◆ Task statement: Show all lines from the data that include the word "color".

----

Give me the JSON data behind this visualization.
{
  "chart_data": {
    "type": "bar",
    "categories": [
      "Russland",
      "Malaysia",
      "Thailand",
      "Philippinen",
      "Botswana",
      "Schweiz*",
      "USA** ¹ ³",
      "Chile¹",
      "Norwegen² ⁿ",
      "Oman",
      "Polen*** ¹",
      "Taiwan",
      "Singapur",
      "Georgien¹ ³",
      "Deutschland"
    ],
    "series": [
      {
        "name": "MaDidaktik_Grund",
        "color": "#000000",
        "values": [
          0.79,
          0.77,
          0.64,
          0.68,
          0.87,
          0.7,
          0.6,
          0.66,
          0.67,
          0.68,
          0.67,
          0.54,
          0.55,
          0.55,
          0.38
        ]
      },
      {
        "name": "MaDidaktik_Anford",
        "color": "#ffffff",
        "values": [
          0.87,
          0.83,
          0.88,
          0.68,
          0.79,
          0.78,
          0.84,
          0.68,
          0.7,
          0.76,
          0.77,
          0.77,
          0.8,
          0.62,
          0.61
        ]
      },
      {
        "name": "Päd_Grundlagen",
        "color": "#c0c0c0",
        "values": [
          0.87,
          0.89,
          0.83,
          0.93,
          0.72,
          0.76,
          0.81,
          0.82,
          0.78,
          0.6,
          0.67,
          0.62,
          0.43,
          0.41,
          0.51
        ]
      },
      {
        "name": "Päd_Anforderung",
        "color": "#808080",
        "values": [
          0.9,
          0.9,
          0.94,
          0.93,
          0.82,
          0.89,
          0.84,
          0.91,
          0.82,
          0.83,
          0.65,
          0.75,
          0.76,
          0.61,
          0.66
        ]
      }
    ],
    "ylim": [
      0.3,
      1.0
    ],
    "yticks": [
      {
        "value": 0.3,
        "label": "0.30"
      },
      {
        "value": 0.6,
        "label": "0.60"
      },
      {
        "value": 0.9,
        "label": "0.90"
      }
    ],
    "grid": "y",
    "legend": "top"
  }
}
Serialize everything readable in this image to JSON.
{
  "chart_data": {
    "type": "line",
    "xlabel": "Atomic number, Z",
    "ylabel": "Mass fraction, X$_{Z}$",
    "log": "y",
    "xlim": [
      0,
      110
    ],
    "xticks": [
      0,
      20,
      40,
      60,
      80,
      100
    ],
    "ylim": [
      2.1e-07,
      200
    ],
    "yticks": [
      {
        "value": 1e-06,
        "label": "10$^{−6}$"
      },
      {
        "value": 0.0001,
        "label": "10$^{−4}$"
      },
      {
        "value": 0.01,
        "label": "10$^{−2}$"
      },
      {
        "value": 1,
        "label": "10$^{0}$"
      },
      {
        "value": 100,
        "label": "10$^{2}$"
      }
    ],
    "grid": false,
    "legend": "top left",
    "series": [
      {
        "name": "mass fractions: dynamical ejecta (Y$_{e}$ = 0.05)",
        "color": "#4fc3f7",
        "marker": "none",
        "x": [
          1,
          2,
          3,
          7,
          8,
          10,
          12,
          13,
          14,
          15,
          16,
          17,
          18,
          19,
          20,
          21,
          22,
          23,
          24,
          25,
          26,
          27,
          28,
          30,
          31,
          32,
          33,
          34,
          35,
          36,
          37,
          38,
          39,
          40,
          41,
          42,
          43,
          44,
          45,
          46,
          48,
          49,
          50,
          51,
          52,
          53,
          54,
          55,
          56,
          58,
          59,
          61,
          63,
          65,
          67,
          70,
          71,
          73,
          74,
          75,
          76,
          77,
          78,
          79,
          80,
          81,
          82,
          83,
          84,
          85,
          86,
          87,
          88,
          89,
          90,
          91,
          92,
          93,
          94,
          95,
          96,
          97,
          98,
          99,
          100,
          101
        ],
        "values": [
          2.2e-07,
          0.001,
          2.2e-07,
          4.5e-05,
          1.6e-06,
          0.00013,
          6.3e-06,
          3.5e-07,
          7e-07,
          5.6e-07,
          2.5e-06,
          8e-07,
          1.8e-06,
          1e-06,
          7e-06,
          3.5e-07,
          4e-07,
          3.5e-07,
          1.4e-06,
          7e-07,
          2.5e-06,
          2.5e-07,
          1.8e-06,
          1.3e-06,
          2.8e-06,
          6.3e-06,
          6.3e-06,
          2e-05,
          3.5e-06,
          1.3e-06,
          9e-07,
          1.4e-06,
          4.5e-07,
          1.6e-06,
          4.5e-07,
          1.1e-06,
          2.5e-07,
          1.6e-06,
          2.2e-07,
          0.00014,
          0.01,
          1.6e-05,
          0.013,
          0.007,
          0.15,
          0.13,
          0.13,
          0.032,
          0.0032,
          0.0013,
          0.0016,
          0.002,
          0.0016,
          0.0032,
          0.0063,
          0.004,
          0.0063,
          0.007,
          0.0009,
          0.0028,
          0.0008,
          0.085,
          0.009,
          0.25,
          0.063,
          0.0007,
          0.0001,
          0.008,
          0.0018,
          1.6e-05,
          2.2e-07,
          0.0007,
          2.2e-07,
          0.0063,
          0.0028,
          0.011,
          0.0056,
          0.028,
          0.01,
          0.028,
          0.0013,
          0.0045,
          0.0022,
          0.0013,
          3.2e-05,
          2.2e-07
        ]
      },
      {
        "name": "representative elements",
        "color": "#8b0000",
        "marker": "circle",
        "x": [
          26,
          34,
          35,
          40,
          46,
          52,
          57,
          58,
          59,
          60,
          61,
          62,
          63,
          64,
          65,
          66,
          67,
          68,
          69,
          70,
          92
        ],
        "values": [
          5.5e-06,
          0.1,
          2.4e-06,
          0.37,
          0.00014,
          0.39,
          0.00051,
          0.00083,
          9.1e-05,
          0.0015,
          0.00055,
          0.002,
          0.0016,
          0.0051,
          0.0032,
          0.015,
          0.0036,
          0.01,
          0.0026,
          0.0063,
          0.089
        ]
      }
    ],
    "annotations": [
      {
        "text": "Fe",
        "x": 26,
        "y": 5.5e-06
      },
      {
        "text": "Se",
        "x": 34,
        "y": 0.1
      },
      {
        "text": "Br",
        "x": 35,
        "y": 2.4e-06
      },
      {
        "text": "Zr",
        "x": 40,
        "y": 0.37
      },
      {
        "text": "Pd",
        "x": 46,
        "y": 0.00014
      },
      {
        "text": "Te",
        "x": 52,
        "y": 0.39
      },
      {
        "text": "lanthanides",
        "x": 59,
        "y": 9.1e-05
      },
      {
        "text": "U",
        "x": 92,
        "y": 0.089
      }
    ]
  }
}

----

◆ Response for this exercise:
        "color": "#000000",
        "color": "#ffffff",
        "color": "#c0c0c0",
        "color": "#808080",
        "color": "#4fc3f7",
        "color": "#8b0000",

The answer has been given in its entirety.